**CHALLENGE:**
Exactly repeat the material, dropping every picture from the copy.
━━━━━ RECORDS TO USE ━━━━━
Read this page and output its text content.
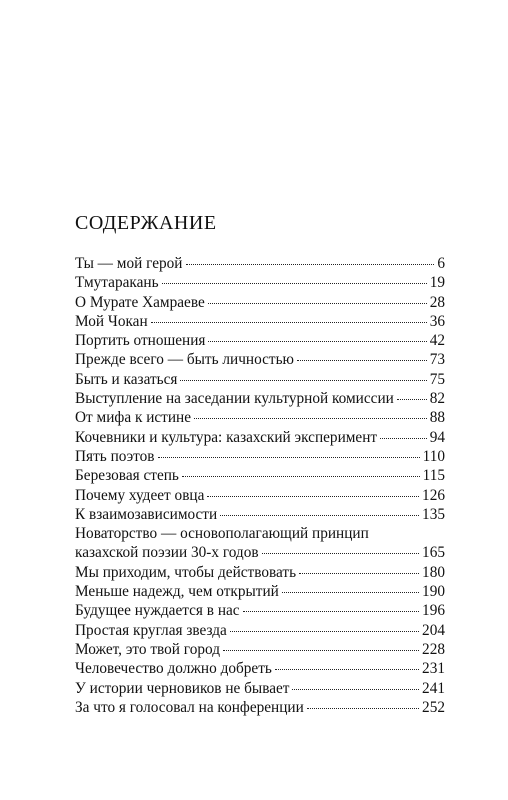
СОДЕРЖАНИЕ
Ты — мой герой	6
Тмутаракань	19
О Мурате Хамраеве	28
Мой Чокан	36
Портить отношения	42
Прежде всего — быть личностью	73
Быть и казаться	75
Выступление на заседании культурной комиссии 82
От мифа к истине	88
Кочевники и культура: казахский эксперимент	94
Пять поэтов	110
Березовая степь	115
Почему худеет овца	126
К взаимозависимости	135
Новаторство — основополагающий принцип
казахской поэзии 30-х годов	165
Мы приходим, чтобы действовать	180
Меньше надежд, чем открытий	190
Будущее нуждается в нас	196
Простая круглая звезда	204
Может, это твой город	228
Человечество должно добреть	231
У истории черновиков не бывает	241
За что я голосовал на конференции	252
━━━━━
**RESPONSE TO THE EXERCISE:**
Read this page and output its text content.
СОДЕРЖАНИЕ
Ты — мой герой	6
Тмутаракань	19
О Мурате Хамраеве	28
Мой Чокан	36
Портить отношения	42
Прежде всего — быть личностью	73
Быть и казаться	75
Выступление на заседании культурной комиссии 82
От мифа к истине	88
Кочевники и культура: казахский эксперимент	94
Пять поэтов	110
Березовая степь	115
Почему худеет овца	126
К взаимозависимости	135
Новаторство — основополагающий принцип
казахской поэзии 30-х годов	165
Мы приходим, чтобы действовать	180
Меньше надежд, чем открытий	190
Будущее нуждается в нас	196
Простая круглая звезда	204
Может, это твой город	228
Человечество должно добреть	231
У истории черновиков не бывает	241
За что я голосовал на конференции	252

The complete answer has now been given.